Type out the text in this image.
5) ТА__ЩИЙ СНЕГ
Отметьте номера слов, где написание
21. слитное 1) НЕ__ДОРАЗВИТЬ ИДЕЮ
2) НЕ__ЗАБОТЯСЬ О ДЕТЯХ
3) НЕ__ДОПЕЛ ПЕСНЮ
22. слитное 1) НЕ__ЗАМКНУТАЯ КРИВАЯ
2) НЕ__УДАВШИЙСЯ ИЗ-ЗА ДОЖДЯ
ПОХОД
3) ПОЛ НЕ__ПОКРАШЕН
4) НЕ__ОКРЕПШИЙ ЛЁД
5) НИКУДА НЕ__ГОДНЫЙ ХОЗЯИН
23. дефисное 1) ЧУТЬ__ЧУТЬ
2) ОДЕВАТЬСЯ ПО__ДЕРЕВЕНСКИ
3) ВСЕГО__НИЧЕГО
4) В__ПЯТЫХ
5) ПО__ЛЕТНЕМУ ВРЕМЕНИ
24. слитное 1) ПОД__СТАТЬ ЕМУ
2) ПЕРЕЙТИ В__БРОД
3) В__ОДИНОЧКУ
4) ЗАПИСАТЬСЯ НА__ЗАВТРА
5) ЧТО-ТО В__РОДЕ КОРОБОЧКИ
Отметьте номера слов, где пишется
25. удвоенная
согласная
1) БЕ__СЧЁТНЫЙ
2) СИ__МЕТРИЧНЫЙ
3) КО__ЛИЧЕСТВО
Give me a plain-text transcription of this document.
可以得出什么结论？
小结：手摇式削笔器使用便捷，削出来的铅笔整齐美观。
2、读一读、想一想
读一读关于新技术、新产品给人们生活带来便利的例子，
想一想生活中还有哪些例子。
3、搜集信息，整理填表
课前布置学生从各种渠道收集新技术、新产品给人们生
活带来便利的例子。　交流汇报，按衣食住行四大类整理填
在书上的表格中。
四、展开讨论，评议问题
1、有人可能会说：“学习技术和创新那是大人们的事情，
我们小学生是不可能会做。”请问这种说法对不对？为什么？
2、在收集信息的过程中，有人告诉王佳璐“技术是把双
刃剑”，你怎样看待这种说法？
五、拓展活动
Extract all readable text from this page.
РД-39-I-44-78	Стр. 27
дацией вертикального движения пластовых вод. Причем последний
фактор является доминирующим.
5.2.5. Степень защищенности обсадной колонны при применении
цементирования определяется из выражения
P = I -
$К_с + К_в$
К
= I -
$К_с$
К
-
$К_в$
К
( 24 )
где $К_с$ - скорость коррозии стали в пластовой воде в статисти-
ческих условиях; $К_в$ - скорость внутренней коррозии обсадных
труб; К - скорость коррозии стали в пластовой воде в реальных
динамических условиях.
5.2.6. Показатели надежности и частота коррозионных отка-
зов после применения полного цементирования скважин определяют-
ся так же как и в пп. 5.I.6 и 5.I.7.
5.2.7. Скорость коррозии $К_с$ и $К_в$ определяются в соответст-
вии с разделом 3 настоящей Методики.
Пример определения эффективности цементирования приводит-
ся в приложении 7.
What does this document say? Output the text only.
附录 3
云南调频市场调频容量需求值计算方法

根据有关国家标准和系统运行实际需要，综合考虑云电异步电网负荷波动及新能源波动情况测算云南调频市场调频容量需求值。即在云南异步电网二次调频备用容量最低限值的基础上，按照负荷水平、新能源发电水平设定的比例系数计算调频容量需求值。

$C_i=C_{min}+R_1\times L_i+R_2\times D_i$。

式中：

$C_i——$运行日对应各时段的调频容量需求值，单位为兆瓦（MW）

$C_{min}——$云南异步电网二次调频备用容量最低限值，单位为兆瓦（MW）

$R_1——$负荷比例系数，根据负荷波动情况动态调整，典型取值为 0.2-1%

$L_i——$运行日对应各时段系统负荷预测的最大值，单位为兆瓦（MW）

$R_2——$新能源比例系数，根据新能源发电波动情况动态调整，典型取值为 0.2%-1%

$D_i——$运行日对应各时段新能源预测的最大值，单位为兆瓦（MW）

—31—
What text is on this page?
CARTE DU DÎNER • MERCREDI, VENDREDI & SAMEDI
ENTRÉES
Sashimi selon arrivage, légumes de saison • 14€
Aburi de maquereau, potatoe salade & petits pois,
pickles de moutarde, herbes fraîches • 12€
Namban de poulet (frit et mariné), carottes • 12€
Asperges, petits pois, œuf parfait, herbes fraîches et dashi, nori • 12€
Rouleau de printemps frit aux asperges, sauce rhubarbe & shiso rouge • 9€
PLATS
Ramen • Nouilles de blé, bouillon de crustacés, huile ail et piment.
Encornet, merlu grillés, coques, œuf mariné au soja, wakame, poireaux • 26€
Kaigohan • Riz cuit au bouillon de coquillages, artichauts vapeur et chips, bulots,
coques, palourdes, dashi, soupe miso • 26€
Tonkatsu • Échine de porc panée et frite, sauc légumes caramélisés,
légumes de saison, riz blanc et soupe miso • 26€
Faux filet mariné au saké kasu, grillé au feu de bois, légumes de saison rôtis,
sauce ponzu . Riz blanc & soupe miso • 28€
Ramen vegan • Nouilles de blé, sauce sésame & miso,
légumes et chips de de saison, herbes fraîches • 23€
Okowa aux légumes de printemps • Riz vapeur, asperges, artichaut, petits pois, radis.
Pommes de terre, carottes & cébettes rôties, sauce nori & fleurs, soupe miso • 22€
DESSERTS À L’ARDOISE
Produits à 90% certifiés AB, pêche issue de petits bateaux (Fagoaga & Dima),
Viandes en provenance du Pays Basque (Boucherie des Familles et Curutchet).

_Work to complete:_
Copy every single line of the material above that holds "printemps".

_Solved problem:_
Rouleau de printemps frit aux asperges, sauce rhubarbe & shiso rouge • 9€
Okowa aux légumes de printemps • Riz vapeur, asperges, artichaut, petits pois, radis.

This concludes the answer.